-- Begin Exercise data --

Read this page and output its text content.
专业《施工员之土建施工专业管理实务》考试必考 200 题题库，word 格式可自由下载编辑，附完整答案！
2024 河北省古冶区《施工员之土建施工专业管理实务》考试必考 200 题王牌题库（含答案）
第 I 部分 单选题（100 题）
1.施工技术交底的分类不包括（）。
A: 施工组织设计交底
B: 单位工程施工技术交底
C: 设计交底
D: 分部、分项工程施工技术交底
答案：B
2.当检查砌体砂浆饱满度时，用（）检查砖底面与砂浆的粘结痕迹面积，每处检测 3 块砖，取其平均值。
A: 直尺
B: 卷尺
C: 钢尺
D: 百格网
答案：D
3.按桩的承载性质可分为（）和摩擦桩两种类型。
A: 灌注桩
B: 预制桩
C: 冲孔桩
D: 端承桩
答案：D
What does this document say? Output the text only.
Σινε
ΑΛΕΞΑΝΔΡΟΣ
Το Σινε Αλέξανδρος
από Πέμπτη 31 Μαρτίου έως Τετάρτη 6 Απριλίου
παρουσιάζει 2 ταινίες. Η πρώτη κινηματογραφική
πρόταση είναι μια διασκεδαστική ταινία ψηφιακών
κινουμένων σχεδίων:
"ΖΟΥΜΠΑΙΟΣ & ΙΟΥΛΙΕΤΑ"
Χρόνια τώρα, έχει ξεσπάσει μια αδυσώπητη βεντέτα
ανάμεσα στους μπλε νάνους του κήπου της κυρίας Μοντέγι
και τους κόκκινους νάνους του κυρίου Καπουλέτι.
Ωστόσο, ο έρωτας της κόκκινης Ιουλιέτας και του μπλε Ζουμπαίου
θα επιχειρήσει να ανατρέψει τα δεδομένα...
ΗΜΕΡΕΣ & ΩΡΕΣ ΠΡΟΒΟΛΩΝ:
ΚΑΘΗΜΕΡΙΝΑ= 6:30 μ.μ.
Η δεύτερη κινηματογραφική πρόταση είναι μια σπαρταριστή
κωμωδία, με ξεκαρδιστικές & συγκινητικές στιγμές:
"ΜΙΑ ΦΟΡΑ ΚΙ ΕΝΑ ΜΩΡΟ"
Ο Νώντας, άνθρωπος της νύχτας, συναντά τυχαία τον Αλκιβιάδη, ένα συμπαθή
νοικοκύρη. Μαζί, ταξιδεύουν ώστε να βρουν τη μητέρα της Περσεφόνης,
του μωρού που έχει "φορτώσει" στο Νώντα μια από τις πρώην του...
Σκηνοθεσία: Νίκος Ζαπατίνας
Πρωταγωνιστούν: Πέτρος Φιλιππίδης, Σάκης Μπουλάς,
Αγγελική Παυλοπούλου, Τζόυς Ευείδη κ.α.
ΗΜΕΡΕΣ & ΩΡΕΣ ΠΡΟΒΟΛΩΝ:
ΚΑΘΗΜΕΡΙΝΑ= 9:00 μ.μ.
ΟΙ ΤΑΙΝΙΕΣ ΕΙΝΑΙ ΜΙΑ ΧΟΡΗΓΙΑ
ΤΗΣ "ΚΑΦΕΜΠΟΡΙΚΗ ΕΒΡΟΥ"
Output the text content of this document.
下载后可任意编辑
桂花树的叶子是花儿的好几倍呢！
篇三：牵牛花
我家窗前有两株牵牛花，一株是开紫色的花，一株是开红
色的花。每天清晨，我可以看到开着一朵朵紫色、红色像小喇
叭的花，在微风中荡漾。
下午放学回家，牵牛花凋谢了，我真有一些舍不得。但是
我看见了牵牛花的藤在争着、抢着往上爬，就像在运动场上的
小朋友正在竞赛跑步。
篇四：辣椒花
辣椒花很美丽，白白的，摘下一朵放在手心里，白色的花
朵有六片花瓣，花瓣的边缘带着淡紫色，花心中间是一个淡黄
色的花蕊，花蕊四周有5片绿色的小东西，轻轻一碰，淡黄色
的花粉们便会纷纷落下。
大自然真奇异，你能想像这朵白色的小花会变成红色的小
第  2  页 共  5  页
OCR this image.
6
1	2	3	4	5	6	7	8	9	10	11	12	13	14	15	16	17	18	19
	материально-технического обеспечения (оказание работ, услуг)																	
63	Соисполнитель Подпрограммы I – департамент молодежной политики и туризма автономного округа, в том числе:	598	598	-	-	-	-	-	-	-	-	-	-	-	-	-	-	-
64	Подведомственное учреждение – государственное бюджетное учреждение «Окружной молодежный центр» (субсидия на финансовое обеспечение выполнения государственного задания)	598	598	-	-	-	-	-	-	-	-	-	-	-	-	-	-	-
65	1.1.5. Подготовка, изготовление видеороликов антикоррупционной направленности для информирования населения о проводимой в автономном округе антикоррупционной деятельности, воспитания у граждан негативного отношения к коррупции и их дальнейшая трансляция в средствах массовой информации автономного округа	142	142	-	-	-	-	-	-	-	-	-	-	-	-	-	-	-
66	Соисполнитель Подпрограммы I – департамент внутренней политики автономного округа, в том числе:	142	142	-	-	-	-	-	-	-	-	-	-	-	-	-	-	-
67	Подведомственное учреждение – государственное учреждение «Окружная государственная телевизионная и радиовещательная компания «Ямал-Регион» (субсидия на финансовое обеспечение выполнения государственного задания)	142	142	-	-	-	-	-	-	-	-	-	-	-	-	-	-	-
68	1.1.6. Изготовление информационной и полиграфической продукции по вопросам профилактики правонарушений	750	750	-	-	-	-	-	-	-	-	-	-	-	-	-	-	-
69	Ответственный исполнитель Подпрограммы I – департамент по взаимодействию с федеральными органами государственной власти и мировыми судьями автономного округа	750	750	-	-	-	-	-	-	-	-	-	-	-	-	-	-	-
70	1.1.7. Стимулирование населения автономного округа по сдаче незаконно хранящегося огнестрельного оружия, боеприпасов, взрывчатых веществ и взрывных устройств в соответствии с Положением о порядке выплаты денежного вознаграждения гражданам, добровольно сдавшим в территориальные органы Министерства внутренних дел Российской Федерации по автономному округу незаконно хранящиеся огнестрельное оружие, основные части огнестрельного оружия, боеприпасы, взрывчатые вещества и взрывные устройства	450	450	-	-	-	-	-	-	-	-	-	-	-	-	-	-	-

-- End Exercise data --

Instructions for the task:
Output every line above without altering anything.

Solution to this problem:
Read this page and output its text content.
专业《施工员之土建施工专业管理实务》考试必考 200 题题库，word 格式可自由下载编辑，附完整答案！
2024 河北省古冶区《施工员之土建施工专业管理实务》考试必考 200 题王牌题库（含答案）
第 I 部分 单选题（100 题）
1.施工技术交底的分类不包括（）。
A: 施工组织设计交底
B: 单位工程施工技术交底
C: 设计交底
D: 分部、分项工程施工技术交底
答案：B
2.当检查砌体砂浆饱满度时，用（）检查砖底面与砂浆的粘结痕迹面积，每处检测 3 块砖，取其平均值。
A: 直尺
B: 卷尺
C: 钢尺
D: 百格网
答案：D
3.按桩的承载性质可分为（）和摩擦桩两种类型。
A: 灌注桩
B: 预制桩
C: 冲孔桩
D: 端承桩
答案：D
What does this document say? Output the text only.
Σινε
ΑΛΕΞΑΝΔΡΟΣ
Το Σινε Αλέξανδρος
από Πέμπτη 31 Μαρτίου έως Τετάρτη 6 Απριλίου
παρουσιάζει 2 ταινίες. Η πρώτη κινηματογραφική
πρόταση είναι μια διασκεδαστική ταινία ψηφιακών
κινουμένων σχεδίων:
"ΖΟΥΜΠΑΙΟΣ & ΙΟΥΛΙΕΤΑ"
Χρόνια τώρα, έχει ξεσπάσει μια αδυσώπητη βεντέτα
ανάμεσα στους μπλε νάνους του κήπου της κυρίας Μοντέγι
και τους κόκκινους νάνους του κυρίου Καπουλέτι.
Ωστόσο, ο έρωτας της κόκκινης Ιουλιέτας και του μπλε Ζουμπαίου
θα επιχειρήσει να ανατρέψει τα δεδομένα...
ΗΜΕΡΕΣ & ΩΡΕΣ ΠΡΟΒΟΛΩΝ:
ΚΑΘΗΜΕΡΙΝΑ= 6:30 μ.μ.
Η δεύτερη κινηματογραφική πρόταση είναι μια σπαρταριστή
κωμωδία, με ξεκαρδιστικές & συγκινητικές στιγμές:
"ΜΙΑ ΦΟΡΑ ΚΙ ΕΝΑ ΜΩΡΟ"
Ο Νώντας, άνθρωπος της νύχτας, συναντά τυχαία τον Αλκιβιάδη, ένα συμπαθή
νοικοκύρη. Μαζί, ταξιδεύουν ώστε να βρουν τη μητέρα της Περσεφόνης,
του μωρού που έχει "φορτώσει" στο Νώντα μια από τις πρώην του...
Σκηνοθεσία: Νίκος Ζαπατίνας
Πρωταγωνιστούν: Πέτρος Φιλιππίδης, Σάκης Μπουλάς,
Αγγελική Παυλοπούλου, Τζόυς Ευείδη κ.α.
ΗΜΕΡΕΣ & ΩΡΕΣ ΠΡΟΒΟΛΩΝ:
ΚΑΘΗΜΕΡΙΝΑ= 9:00 μ.μ.
ΟΙ ΤΑΙΝΙΕΣ ΕΙΝΑΙ ΜΙΑ ΧΟΡΗΓΙΑ
ΤΗΣ "ΚΑΦΕΜΠΟΡΙΚΗ ΕΒΡΟΥ"
Output the text content of this document.
下载后可任意编辑
桂花树的叶子是花儿的好几倍呢！
篇三：牵牛花
我家窗前有两株牵牛花，一株是开紫色的花，一株是开红
色的花。每天清晨，我可以看到开着一朵朵紫色、红色像小喇
叭的花，在微风中荡漾。
下午放学回家，牵牛花凋谢了，我真有一些舍不得。但是
我看见了牵牛花的藤在争着、抢着往上爬，就像在运动场上的
小朋友正在竞赛跑步。
篇四：辣椒花
辣椒花很美丽，白白的，摘下一朵放在手心里，白色的花
朵有六片花瓣，花瓣的边缘带着淡紫色，花心中间是一个淡黄
色的花蕊，花蕊四周有5片绿色的小东西，轻轻一碰，淡黄色
的花粉们便会纷纷落下。
大自然真奇异，你能想像这朵白色的小花会变成红色的小
第  2  页 共  5  页
OCR this image.
6
1	2	3	4	5	6	7	8	9	10	11	12	13	14	15	16	17	18	19
	материально-технического обеспечения (оказание работ, услуг)																	
63	Соисполнитель Подпрограммы I – департамент молодежной политики и туризма автономного округа, в том числе:	598	598	-	-	-	-	-	-	-	-	-	-	-	-	-	-	-
64	Подведомственное учреждение – государственное бюджетное учреждение «Окружной молодежный центр» (субсидия на финансовое обеспечение выполнения государственного задания)	598	598	-	-	-	-	-	-	-	-	-	-	-	-	-	-	-
65	1.1.5. Подготовка, изготовление видеороликов антикоррупционной направленности для информирования населения о проводимой в автономном округе антикоррупционной деятельности, воспитания у граждан негативного отношения к коррупции и их дальнейшая трансляция в средствах массовой информации автономного округа	142	142	-	-	-	-	-	-	-	-	-	-	-	-	-	-	-
66	Соисполнитель Подпрограммы I – департамент внутренней политики автономного округа, в том числе:	142	142	-	-	-	-	-	-	-	-	-	-	-	-	-	-	-
67	Подведомственное учреждение – государственное учреждение «Окружная государственная телевизионная и радиовещательная компания «Ямал-Регион» (субсидия на финансовое обеспечение выполнения государственного задания)	142	142	-	-	-	-	-	-	-	-	-	-	-	-	-	-	-
68	1.1.6. Изготовление информационной и полиграфической продукции по вопросам профилактики правонарушений	750	750	-	-	-	-	-	-	-	-	-	-	-	-	-	-	-
69	Ответственный исполнитель Подпрограммы I – департамент по взаимодействию с федеральными органами государственной власти и мировыми судьями автономного округа	750	750	-	-	-	-	-	-	-	-	-	-	-	-	-	-	-
70	1.1.7. Стимулирование населения автономного округа по сдаче незаконно хранящегося огнестрельного оружия, боеприпасов, взрывчатых веществ и взрывных устройств в соответствии с Положением о порядке выплаты денежного вознаграждения гражданам, добровольно сдавшим в территориальные органы Министерства внутренних дел Российской Федерации по автономному округу незаконно хранящиеся огнестрельное оружие, основные части огнестрельного оружия, боеприпасы, взрывчатые вещества и взрывные устройства	450	450	-	-	-	-	-	-	-	-	-	-	-	-	-	-	-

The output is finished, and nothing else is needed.